■ **STATED PROBLEM**: Copy every entry exactly as given, minus the images.

■ **EXTRACTED RECORDS**:
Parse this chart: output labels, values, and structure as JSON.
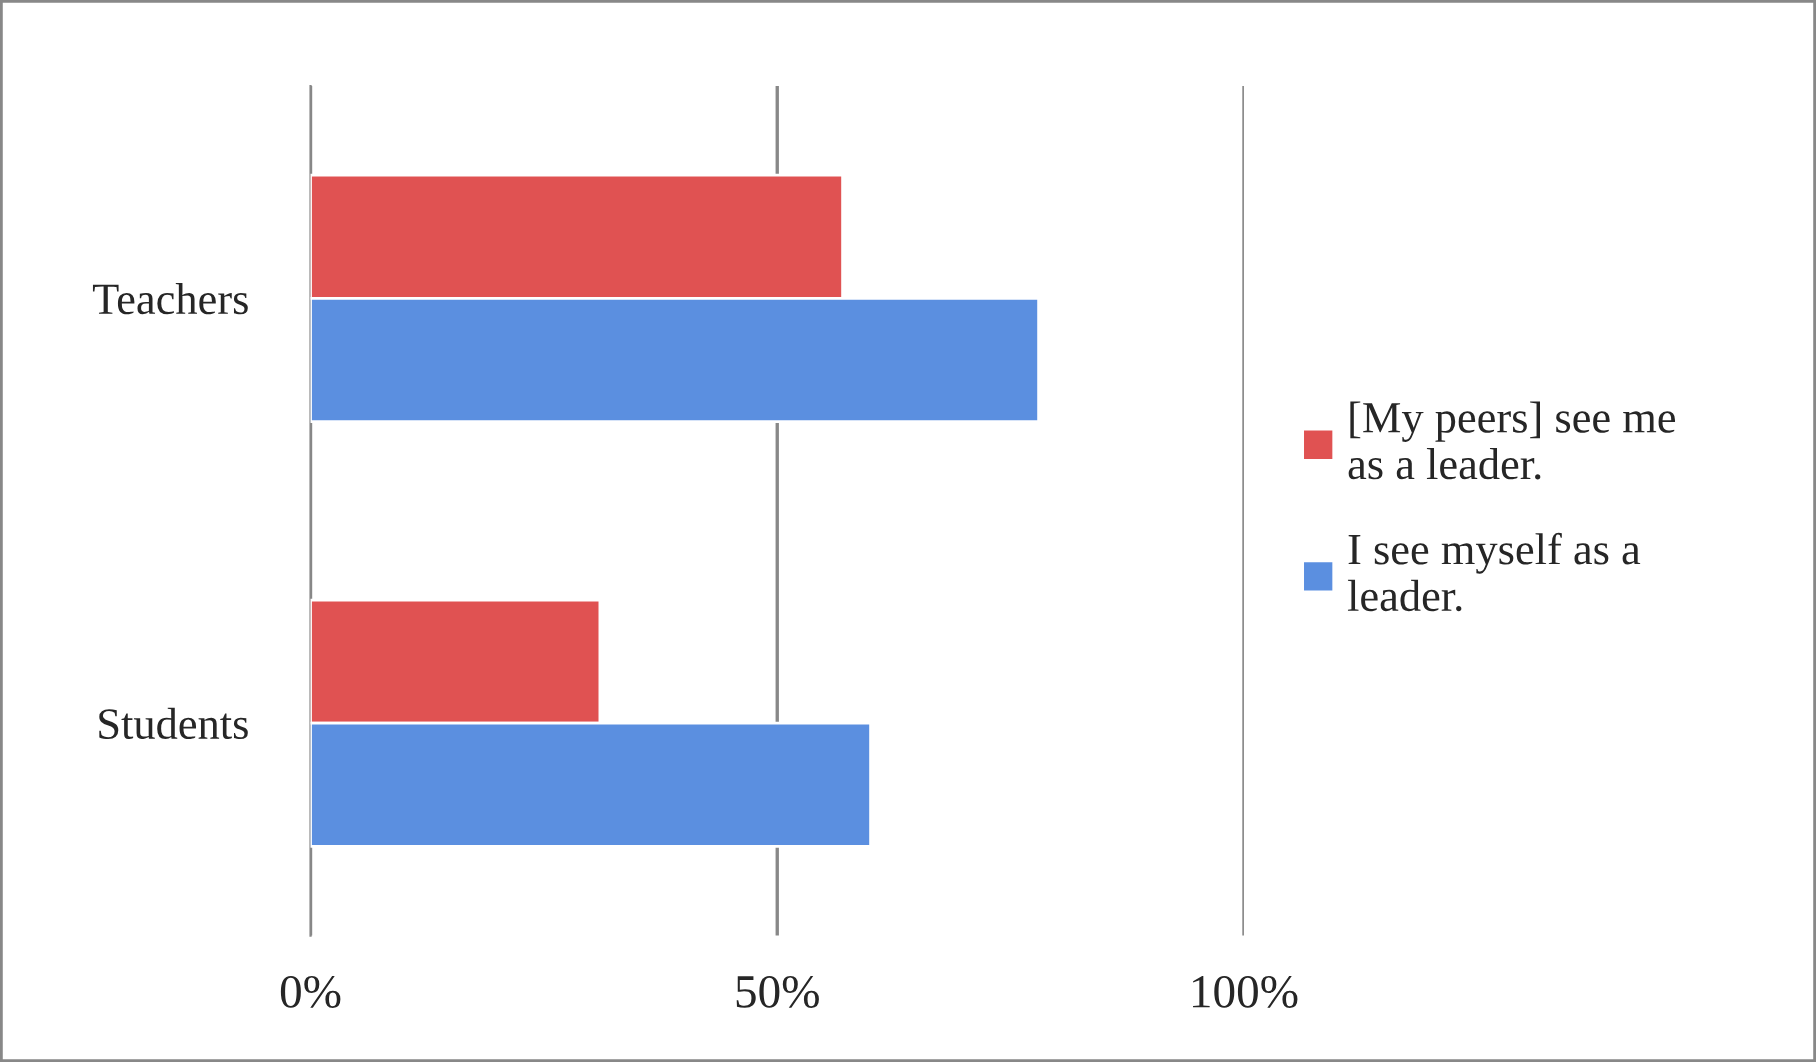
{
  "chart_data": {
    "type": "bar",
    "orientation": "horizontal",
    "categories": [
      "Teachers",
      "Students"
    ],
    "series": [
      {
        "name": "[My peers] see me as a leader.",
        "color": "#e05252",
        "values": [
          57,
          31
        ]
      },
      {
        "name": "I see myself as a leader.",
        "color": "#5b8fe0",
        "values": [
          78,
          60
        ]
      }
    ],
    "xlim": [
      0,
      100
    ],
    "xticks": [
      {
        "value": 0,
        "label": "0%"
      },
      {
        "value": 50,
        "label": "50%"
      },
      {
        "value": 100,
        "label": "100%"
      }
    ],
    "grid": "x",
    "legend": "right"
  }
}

■ **FINAL RESULT**:
Parse this chart: output labels, values, and structure as JSON.
{
  "chart_data": {
    "type": "bar",
    "orientation": "horizontal",
    "categories": [
      "Teachers",
      "Students"
    ],
    "series": [
      {
        "name": "[My peers] see me as a leader.",
        "color": "#e05252",
        "values": [
          57,
          31
        ]
      },
      {
        "name": "I see myself as a leader.",
        "color": "#5b8fe0",
        "values": [
          78,
          60
        ]
      }
    ],
    "xlim": [
      0,
      100
    ],
    "xticks": [
      {
        "value": 0,
        "label": "0%"
      },
      {
        "value": 50,
        "label": "50%"
      },
      {
        "value": 100,
        "label": "100%"
      }
    ],
    "grid": "x",
    "legend": "right"
  }
}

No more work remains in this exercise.